▶ TASK DESCRIPTION:
Nothing but the lines from the one containing "Parse this screenshot: output" through the last line of the records below should be copied, exactly and without pictures.

[Start]

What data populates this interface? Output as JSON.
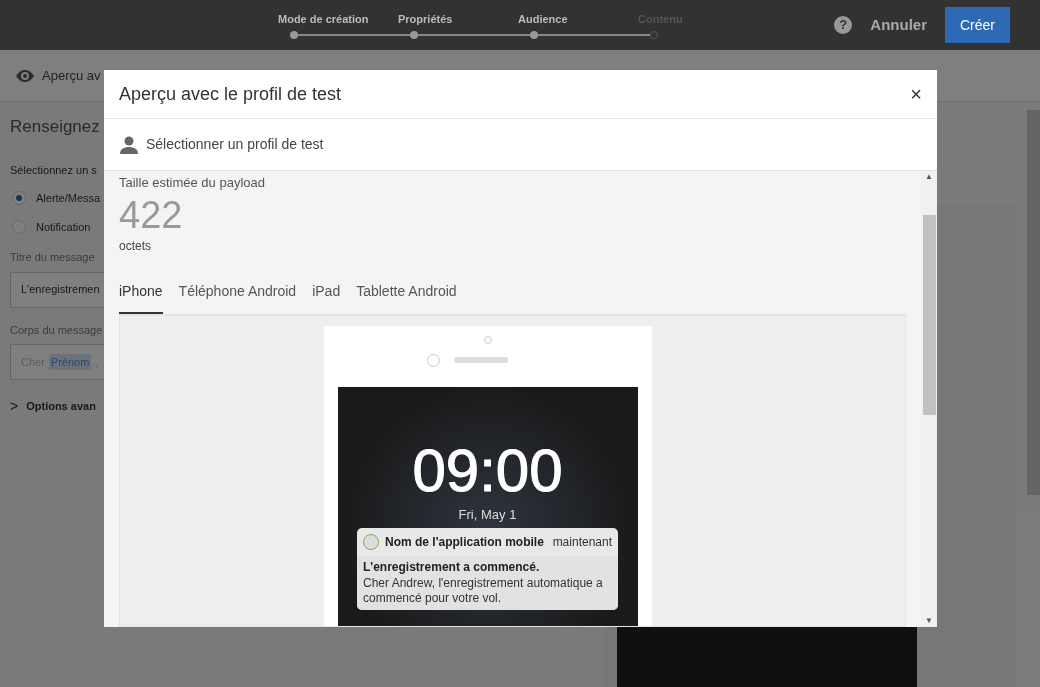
{
  "steps": [
    {
      "label": "Mode de création",
      "done": true
    },
    {
      "label": "Propriétés",
      "done": true
    },
    {
      "label": "Audience",
      "done": true
    },
    {
      "label": "Contenu",
      "done": false
    }
  ],
  "header_actions": {
    "help": "?",
    "cancel": "Annuler",
    "create": "Créer"
  },
  "background": {
    "toolbar_label": "Aperçu av",
    "heading": "Renseignez",
    "type_label": "Sélectionnez un s",
    "radios": [
      {
        "label": "Alerte/Messa",
        "selected": true
      },
      {
        "label": "Notification",
        "selected": false
      }
    ],
    "title_label": "Titre du message",
    "title_value": "L'enregistremen",
    "body_label": "Corps du message",
    "body_text": "Cher",
    "body_token": "Prénom",
    "body_rest": ",",
    "advanced_icon": ">",
    "advanced": "Options avan"
  },
  "dialog": {
    "title": "Aperçu avec le profil de test",
    "close": "×",
    "scroll_up": "▲",
    "scroll_down": "▼",
    "profile_button": "Sélectionner un profil de test",
    "payload_label": "Taille estimée du payload",
    "payload_value": "422",
    "payload_unit": "octets",
    "tabs": [
      {
        "label": "iPhone",
        "selected": true
      },
      {
        "label": "Téléphone Android",
        "selected": false
      },
      {
        "label": "iPad",
        "selected": false
      },
      {
        "label": "Tablette Android",
        "selected": false
      }
    ],
    "preview": {
      "time": "09:00",
      "date": "Fri, May 1",
      "app_name": "Nom de l'application mobile",
      "when": "maintenant",
      "notif_title": "L'enregistrement a commencé.",
      "notif_body": "Cher Andrew, l'enregistrement automatique a commencé pour votre vol."
    }
  }
}
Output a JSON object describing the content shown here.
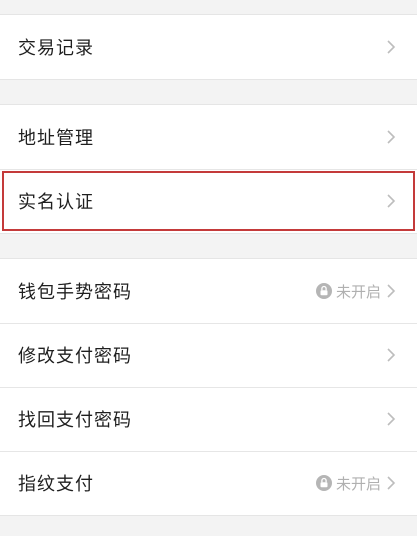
{
  "groups": [
    {
      "items": [
        {
          "label": "交易记录"
        }
      ]
    },
    {
      "items": [
        {
          "label": "地址管理"
        },
        {
          "label": "实名认证"
        }
      ]
    },
    {
      "items": [
        {
          "label": "钱包手势密码",
          "status": "未开启"
        },
        {
          "label": "修改支付密码"
        },
        {
          "label": "找回支付密码"
        },
        {
          "label": "指纹支付",
          "status": "未开启"
        }
      ]
    }
  ],
  "colors": {
    "highlight_border": "#c43a3a",
    "status_text": "#b0b0b0"
  },
  "icons": {
    "chevron": "chevron-right-icon",
    "lock": "lock-icon"
  }
}
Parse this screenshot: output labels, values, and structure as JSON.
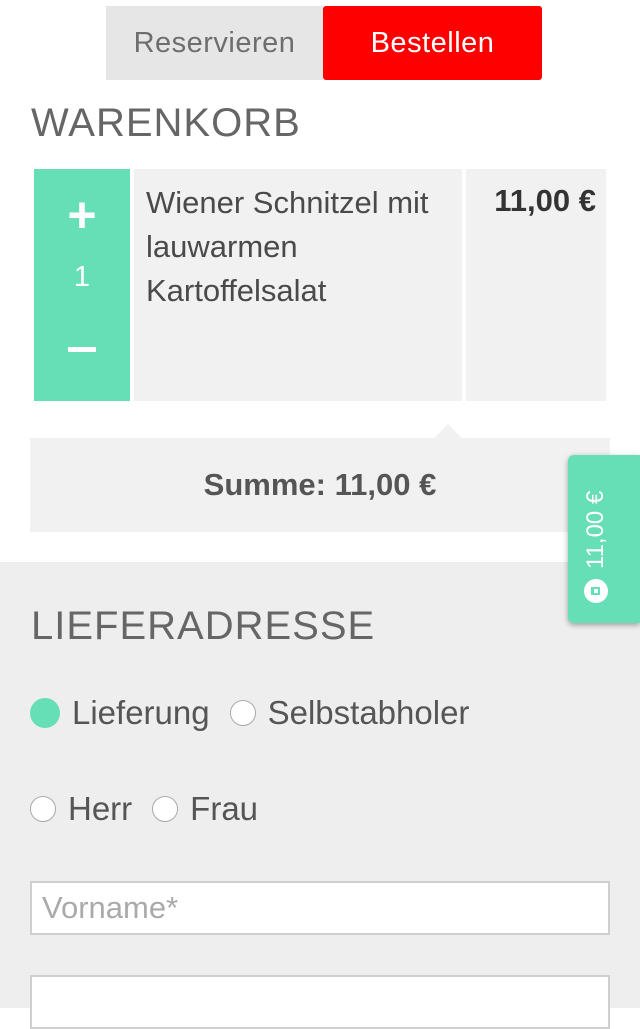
{
  "tabs": {
    "reservieren": "Reservieren",
    "bestellen": "Bestellen"
  },
  "cart": {
    "heading": "WARENKORB",
    "items": [
      {
        "name": "Wiener Schnitzel mit lauwarmen Kartoffelsalat",
        "quantity": "1",
        "plus_label": "+",
        "price": "11,00 €"
      }
    ],
    "sum_text": "Summe: 11,00 €"
  },
  "floating_cart": {
    "total": "11,00 €",
    "icon": "shopping-bag-icon"
  },
  "address": {
    "heading": "LIEFERADRESSE",
    "delivery_options": [
      "Lieferung",
      "Selbstabholer"
    ],
    "delivery_selected": "Lieferung",
    "salutation_options": [
      "Herr",
      "Frau"
    ],
    "first_name_placeholder": "Vorname*",
    "first_name_value": ""
  },
  "colors": {
    "accent": "#66dfb6",
    "brand_red": "#ff0000",
    "panel": "#f1f1f1"
  }
}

[End]

▶ RESPONSE TO THIS EXERCISE:
Parse this screenshot: output labels, values, and structure as JSON.
{
  "tabs": {
    "reservieren": "Reservieren",
    "bestellen": "Bestellen"
  },
  "cart": {
    "heading": "WARENKORB",
    "items": [
      {
        "name": "Wiener Schnitzel mit lauwarmen Kartoffelsalat",
        "quantity": "1",
        "plus_label": "+",
        "price": "11,00 €"
      }
    ],
    "sum_text": "Summe: 11,00 €"
  },
  "floating_cart": {
    "total": "11,00 €",
    "icon": "shopping-bag-icon"
  },
  "address": {
    "heading": "LIEFERADRESSE",
    "delivery_options": [
      "Lieferung",
      "Selbstabholer"
    ],
    "delivery_selected": "Lieferung",
    "salutation_options": [
      "Herr",
      "Frau"
    ],
    "first_name_placeholder": "Vorname*",
    "first_name_value": ""
  },
  "colors": {
    "accent": "#66dfb6",
    "brand_red": "#ff0000",
    "panel": "#f1f1f1"
  }
}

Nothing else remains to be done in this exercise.